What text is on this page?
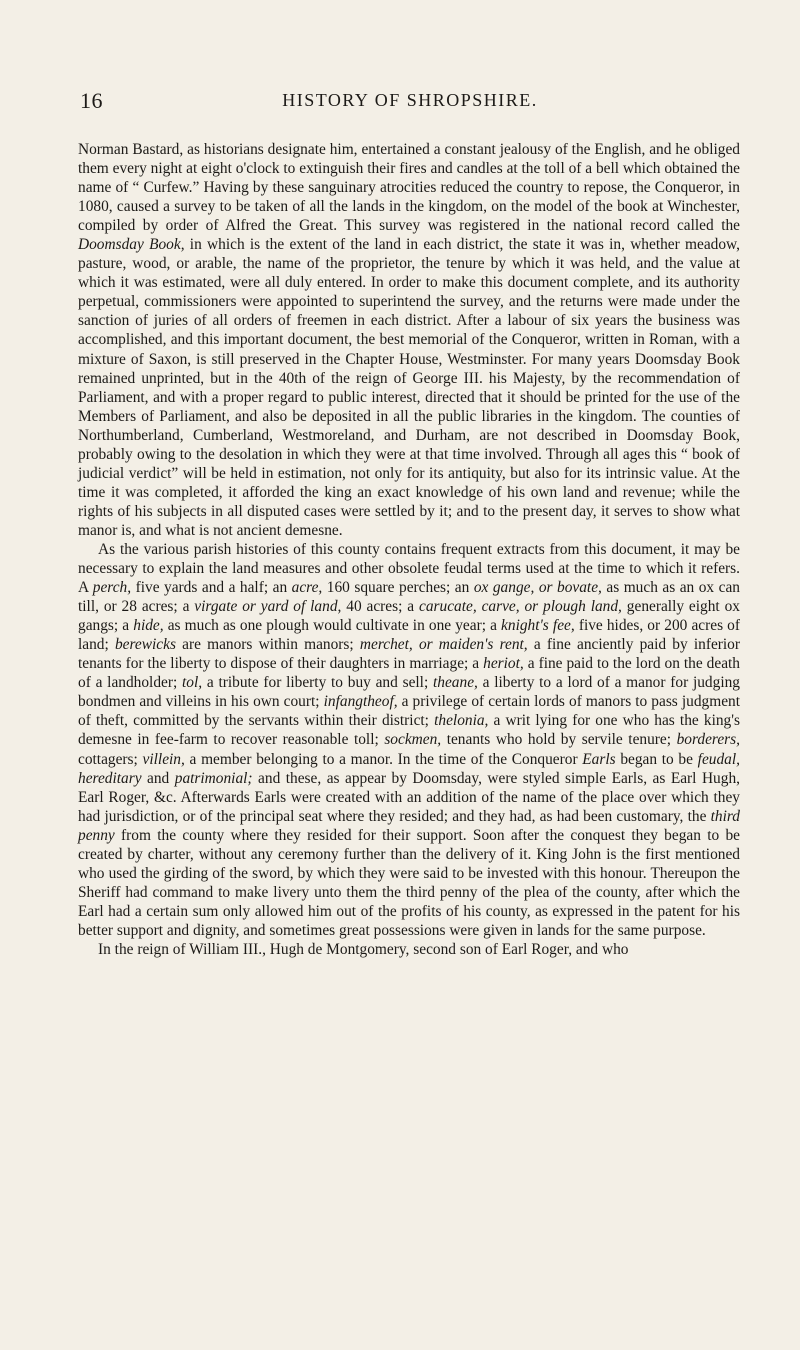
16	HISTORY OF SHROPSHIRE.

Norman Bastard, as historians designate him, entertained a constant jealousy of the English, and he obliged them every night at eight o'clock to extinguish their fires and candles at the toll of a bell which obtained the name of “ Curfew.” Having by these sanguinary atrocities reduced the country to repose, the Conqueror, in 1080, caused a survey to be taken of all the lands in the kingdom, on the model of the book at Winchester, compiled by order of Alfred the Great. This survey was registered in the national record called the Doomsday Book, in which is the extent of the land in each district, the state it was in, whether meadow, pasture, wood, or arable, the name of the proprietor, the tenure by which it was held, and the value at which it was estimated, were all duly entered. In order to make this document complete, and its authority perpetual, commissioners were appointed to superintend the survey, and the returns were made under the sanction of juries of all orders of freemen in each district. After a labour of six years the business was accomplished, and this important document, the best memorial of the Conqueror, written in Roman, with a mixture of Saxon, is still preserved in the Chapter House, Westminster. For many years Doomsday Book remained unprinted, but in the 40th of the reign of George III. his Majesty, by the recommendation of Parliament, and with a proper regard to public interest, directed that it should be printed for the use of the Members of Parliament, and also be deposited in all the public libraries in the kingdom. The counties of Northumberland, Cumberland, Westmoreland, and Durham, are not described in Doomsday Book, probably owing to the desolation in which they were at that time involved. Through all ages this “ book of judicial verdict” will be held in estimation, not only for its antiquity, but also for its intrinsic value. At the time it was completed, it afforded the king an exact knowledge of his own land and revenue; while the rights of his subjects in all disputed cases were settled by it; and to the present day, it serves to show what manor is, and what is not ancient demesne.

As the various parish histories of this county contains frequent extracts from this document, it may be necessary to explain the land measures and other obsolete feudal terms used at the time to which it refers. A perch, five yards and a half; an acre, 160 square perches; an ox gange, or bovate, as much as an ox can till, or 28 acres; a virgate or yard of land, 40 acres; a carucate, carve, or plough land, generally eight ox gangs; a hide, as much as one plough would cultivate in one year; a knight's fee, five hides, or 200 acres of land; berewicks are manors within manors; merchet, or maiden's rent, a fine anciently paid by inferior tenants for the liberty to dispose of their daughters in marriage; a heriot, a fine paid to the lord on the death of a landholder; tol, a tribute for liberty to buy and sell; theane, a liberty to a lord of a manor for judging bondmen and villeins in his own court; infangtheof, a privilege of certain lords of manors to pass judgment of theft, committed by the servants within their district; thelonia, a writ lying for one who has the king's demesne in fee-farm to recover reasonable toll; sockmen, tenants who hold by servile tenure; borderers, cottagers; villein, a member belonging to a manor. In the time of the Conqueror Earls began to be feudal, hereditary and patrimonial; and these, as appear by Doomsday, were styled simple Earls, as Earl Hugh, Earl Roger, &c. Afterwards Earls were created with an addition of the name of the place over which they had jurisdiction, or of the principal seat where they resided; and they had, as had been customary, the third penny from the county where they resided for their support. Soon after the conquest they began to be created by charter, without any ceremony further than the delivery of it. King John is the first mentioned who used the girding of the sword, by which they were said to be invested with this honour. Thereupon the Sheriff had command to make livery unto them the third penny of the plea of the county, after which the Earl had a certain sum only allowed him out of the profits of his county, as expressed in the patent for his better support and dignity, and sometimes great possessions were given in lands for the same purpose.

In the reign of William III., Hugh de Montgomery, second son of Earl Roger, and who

__Problem description__. Print all entries exactly. The images do not belong in the copy.

__Exercise solution__.
What text is on this page?
16	HISTORY OF SHROPSHIRE.

Norman Bastard, as historians designate him, entertained a constant jealousy of the English, and he obliged them every night at eight o'clock to extinguish their fires and candles at the toll of a bell which obtained the name of “ Curfew.” Having by these sanguinary atrocities reduced the country to repose, the Conqueror, in 1080, caused a survey to be taken of all the lands in the kingdom, on the model of the book at Winchester, compiled by order of Alfred the Great. This survey was registered in the national record called the Doomsday Book, in which is the extent of the land in each district, the state it was in, whether meadow, pasture, wood, or arable, the name of the proprietor, the tenure by which it was held, and the value at which it was estimated, were all duly entered. In order to make this document complete, and its authority perpetual, commissioners were appointed to superintend the survey, and the returns were made under the sanction of juries of all orders of freemen in each district. After a labour of six years the business was accomplished, and this important document, the best memorial of the Conqueror, written in Roman, with a mixture of Saxon, is still preserved in the Chapter House, Westminster. For many years Doomsday Book remained unprinted, but in the 40th of the reign of George III. his Majesty, by the recommendation of Parliament, and with a proper regard to public interest, directed that it should be printed for the use of the Members of Parliament, and also be deposited in all the public libraries in the kingdom. The counties of Northumberland, Cumberland, Westmoreland, and Durham, are not described in Doomsday Book, probably owing to the desolation in which they were at that time involved. Through all ages this “ book of judicial verdict” will be held in estimation, not only for its antiquity, but also for its intrinsic value. At the time it was completed, it afforded the king an exact knowledge of his own land and revenue; while the rights of his subjects in all disputed cases were settled by it; and to the present day, it serves to show what manor is, and what is not ancient demesne.

As the various parish histories of this county contains frequent extracts from this document, it may be necessary to explain the land measures and other obsolete feudal terms used at the time to which it refers. A perch, five yards and a half; an acre, 160 square perches; an ox gange, or bovate, as much as an ox can till, or 28 acres; a virgate or yard of land, 40 acres; a carucate, carve, or plough land, generally eight ox gangs; a hide, as much as one plough would cultivate in one year; a knight's fee, five hides, or 200 acres of land; berewicks are manors within manors; merchet, or maiden's rent, a fine anciently paid by inferior tenants for the liberty to dispose of their daughters in marriage; a heriot, a fine paid to the lord on the death of a landholder; tol, a tribute for liberty to buy and sell; theane, a liberty to a lord of a manor for judging bondmen and villeins in his own court; infangtheof, a privilege of certain lords of manors to pass judgment of theft, committed by the servants within their district; thelonia, a writ lying for one who has the king's demesne in fee-farm to recover reasonable toll; sockmen, tenants who hold by servile tenure; borderers, cottagers; villein, a member belonging to a manor. In the time of the Conqueror Earls began to be feudal, hereditary and patrimonial; and these, as appear by Doomsday, were styled simple Earls, as Earl Hugh, Earl Roger, &c. Afterwards Earls were created with an addition of the name of the place over which they had jurisdiction, or of the principal seat where they resided; and they had, as had been customary, the third penny from the county where they resided for their support. Soon after the conquest they began to be created by charter, without any ceremony further than the delivery of it. King John is the first mentioned who used the girding of the sword, by which they were said to be invested with this honour. Thereupon the Sheriff had command to make livery unto them the third penny of the plea of the county, after which the Earl had a certain sum only allowed him out of the profits of his county, as expressed in the patent for his better support and dignity, and sometimes great possessions were given in lands for the same purpose.

In the reign of William III., Hugh de Montgomery, second son of Earl Roger, and who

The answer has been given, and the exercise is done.